_Required task_
Search the material below for the string "субсидии" and extract each line that has it.

- - - - -

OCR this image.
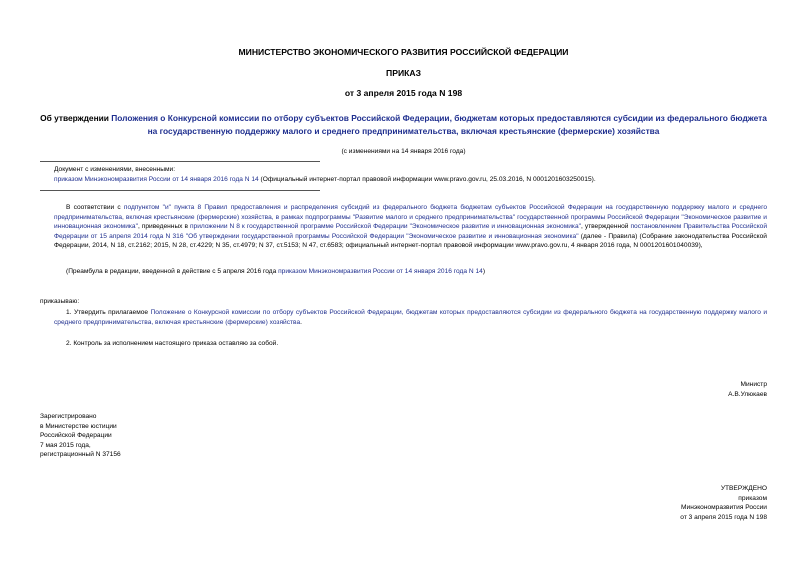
МИНИСТЕРСТВО ЭКОНОМИЧЕСКОГО РАЗВИТИЯ РОССИЙСКОЙ ФЕДЕРАЦИИ
ПРИКАЗ
от 3 апреля 2015 года N 198
Об утверждении Положения о Конкурсной комиссии по отбору субъектов Российской Федерации, бюджетам которых предоставляются субсидии из федерального бюджета на государственную поддержку малого и среднего предпринимательства, включая крестьянские (фермерские) хозяйства
(с изменениями на 14 января 2016 года)

Документ с изменениями, внесенными:

приказом Минэкономразвития России от 14 января 2016 года N 14 (Официальный интернет-портал правовой информации www.pravo.gov.ru, 25.03.2016, N 0001201603250015).

В соответствии с подпунктом "и" пункта 8 Правил предоставления и распределения субсидий из федерального бюджета бюджетам субъектов Российской Федерации на государственную поддержку малого и среднего предпринимательства, включая крестьянские (фермерские) хозяйства, в рамках подпрограммы "Развитие малого и среднего предпринимательства" государственной программы Российской Федерации "Экономическое развитие и инновационная экономика", приведенных в приложении N 8 к государственной программе Российской Федерации "Экономическое развитие и инновационная экономика", утвержденной постановлением Правительства Российской Федерации от 15 апреля 2014 года N 316 "Об утверждении государственной программы Российской Федерации "Экономическое развитие и инновационная экономика" (далее - Правила) (Собрание законодательства Российской Федерации, 2014, N 18, ст.2162; 2015, N 28, ст.4229; N 35, ст.4979; N 37, ст.5153; N 47, ст.6583; официальный интернет-портал правовой информации www.pravo.gov.ru, 4 января 2016 года, N 0001201601040039),
(Преамбула в редакции, введенной в действие с 5 апреля 2016 года приказом Минэкономразвития России от 14 января 2016 года N 14)
приказываю:
1. Утвердить прилагаемое Положение о Конкурсной комиссии по отбору субъектов Российской Федерации, бюджетам которых предоставляются субсидии из федерального бюджета на государственную поддержку малого и среднего предпринимательства, включая крестьянские (фермерские) хозяйства.
2. Контроль за исполнением настоящего приказа оставляю за собой.

Министр

А.В.Улюкаев

Зарегистрировано

в Министерстве юстиции

Российской Федерации

7 мая 2015 года,

регистрационный N 37156

УТВЕРЖДЕНО

приказом

Минэкономразвития России

от 3 апреля 2015 года N 198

- - - - -

_In response_
Об утверждении Положения о Конкурсной комиссии по отбору субъектов Российской Федерации, бюджетам которых предоставляются субсидии из федерального бюджета на государственную поддержку малого и среднего предпринимательства, включая крестьянские (фермерские) хозяйства
1. Утвердить прилагаемое Положение о Конкурсной комиссии по отбору субъектов Российской Федерации, бюджетам которых предоставляются субсидии из федерального бюджета на государственную поддержку малого и среднего предпринимательства, включая крестьянские (фермерские) хозяйства.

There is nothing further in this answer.